[A run of records]
══════════════════════════════

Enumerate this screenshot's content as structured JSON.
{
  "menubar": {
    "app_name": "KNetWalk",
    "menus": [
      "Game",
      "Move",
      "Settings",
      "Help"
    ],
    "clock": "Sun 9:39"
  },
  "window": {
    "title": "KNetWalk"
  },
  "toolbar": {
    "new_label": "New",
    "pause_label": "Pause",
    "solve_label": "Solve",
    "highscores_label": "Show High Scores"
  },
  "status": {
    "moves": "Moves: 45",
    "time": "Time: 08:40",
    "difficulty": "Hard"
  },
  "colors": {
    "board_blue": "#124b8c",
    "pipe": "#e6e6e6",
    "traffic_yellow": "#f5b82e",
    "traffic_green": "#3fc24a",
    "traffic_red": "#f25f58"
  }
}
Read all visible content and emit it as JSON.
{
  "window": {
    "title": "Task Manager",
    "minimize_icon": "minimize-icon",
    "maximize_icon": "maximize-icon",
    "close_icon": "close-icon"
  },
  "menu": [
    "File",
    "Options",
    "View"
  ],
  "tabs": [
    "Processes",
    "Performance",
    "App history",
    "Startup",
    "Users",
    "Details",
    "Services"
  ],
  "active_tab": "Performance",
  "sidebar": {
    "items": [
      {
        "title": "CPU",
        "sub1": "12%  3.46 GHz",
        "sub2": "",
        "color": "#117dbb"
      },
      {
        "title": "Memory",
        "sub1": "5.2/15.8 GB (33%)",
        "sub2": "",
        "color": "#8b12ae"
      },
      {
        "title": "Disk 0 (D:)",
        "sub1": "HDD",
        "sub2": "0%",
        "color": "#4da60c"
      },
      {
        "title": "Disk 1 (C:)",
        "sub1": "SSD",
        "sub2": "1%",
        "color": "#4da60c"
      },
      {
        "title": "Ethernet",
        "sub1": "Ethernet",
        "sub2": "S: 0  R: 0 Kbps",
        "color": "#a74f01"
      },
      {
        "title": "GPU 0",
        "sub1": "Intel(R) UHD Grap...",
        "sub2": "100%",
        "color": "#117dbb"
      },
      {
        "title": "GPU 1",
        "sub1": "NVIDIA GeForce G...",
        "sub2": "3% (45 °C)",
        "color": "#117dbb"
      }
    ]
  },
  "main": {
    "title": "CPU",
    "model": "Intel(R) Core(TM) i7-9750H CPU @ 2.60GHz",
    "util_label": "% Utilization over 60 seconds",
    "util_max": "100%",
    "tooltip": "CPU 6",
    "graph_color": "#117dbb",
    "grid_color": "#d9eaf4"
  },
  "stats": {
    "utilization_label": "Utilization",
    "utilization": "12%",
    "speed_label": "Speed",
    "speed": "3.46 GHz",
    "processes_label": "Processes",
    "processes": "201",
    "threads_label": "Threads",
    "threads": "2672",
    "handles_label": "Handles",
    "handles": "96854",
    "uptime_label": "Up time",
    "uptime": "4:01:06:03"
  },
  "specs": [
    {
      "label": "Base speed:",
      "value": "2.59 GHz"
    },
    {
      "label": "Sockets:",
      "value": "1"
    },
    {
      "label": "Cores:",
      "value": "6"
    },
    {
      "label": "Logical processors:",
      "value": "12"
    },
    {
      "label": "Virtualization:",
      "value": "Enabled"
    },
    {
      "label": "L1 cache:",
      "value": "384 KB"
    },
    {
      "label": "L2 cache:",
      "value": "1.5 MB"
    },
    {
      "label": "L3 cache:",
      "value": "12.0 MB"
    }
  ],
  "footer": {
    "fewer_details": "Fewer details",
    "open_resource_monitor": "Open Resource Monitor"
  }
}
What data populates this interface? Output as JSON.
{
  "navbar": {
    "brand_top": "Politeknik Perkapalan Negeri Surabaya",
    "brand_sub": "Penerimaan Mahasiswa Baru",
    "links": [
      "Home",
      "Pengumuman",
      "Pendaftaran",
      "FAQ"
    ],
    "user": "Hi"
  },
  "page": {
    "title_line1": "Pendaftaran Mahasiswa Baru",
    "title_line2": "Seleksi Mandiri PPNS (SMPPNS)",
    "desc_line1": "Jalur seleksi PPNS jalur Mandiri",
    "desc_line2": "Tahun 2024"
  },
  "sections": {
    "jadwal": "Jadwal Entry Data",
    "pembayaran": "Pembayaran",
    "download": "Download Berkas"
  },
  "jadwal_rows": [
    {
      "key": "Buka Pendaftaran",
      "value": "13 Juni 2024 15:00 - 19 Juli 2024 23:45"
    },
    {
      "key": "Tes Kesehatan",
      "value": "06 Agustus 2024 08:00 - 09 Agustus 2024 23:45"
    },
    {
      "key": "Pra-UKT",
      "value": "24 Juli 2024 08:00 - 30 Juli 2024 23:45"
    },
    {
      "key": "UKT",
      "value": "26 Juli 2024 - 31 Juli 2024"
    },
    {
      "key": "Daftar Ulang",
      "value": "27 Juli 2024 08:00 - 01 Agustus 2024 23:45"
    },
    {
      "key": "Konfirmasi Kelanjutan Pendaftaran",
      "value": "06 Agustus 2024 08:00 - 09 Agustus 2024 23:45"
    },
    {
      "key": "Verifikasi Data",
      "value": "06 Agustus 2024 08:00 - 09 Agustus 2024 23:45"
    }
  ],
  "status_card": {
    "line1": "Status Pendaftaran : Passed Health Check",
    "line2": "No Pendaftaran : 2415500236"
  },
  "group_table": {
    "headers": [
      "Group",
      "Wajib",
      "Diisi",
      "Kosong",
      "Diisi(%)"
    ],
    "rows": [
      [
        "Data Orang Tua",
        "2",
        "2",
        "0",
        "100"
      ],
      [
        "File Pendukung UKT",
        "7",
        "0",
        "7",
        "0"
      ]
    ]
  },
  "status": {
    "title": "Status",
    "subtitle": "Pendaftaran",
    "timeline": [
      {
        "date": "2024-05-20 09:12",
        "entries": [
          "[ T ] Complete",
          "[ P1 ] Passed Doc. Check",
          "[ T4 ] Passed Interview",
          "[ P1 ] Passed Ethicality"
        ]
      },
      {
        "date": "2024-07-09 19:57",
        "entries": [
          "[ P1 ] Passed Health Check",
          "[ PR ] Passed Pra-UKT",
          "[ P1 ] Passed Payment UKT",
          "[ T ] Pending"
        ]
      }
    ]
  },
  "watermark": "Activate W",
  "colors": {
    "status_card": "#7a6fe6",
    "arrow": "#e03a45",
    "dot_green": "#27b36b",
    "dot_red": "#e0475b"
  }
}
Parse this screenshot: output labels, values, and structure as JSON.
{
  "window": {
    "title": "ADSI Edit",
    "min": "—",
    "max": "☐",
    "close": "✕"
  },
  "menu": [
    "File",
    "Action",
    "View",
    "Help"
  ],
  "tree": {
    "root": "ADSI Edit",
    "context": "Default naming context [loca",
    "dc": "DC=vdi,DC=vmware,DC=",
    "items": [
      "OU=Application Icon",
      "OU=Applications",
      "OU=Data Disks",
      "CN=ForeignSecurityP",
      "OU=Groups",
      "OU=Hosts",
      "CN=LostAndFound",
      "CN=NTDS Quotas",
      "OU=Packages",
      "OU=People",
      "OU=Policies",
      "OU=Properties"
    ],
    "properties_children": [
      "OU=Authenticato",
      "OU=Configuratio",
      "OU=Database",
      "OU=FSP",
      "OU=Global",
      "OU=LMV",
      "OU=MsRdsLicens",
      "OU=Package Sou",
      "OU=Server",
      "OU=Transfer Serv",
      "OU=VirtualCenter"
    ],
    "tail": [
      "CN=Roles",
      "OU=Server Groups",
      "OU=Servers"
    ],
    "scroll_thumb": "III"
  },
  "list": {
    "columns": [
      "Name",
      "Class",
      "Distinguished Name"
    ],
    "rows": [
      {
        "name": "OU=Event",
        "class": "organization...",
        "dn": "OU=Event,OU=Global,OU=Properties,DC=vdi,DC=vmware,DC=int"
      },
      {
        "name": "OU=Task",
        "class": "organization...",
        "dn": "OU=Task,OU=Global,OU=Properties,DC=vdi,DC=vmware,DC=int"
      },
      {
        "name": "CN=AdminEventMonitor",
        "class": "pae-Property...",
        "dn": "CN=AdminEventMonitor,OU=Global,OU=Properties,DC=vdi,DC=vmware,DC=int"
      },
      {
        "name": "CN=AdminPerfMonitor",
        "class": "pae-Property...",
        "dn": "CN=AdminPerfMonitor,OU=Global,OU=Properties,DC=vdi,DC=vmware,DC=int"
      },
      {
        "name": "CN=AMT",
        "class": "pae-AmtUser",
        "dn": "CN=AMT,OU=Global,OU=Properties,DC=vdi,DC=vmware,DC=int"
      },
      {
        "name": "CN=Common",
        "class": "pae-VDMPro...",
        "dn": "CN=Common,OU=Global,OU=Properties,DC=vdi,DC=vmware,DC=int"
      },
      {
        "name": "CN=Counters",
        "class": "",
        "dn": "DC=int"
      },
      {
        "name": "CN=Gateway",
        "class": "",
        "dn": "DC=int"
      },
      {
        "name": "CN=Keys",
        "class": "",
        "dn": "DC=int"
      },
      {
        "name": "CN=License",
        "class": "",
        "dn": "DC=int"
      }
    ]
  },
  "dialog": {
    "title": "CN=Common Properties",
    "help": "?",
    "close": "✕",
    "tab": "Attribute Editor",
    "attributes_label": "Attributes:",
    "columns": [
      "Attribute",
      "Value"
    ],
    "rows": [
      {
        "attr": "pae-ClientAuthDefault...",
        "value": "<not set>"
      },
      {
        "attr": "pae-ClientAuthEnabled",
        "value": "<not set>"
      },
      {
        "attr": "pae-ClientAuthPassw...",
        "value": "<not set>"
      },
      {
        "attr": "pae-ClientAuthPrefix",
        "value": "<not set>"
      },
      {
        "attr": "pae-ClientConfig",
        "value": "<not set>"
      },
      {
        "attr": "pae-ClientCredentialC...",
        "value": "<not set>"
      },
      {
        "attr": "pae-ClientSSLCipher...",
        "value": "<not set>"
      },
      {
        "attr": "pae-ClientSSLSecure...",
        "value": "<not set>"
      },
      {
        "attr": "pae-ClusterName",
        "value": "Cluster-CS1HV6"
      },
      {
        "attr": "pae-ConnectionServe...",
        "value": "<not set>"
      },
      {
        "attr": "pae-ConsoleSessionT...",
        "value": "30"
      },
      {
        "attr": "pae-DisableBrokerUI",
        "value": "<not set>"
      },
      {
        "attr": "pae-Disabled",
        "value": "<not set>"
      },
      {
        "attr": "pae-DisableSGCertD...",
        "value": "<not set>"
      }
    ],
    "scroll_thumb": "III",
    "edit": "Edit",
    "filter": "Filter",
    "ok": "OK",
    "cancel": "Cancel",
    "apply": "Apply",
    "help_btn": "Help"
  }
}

══════════════════════════════

# The task
Search the data for the string "Performance". List each line that has it.

# Finished answer
    "Performance",
  "active_tab": "Performance",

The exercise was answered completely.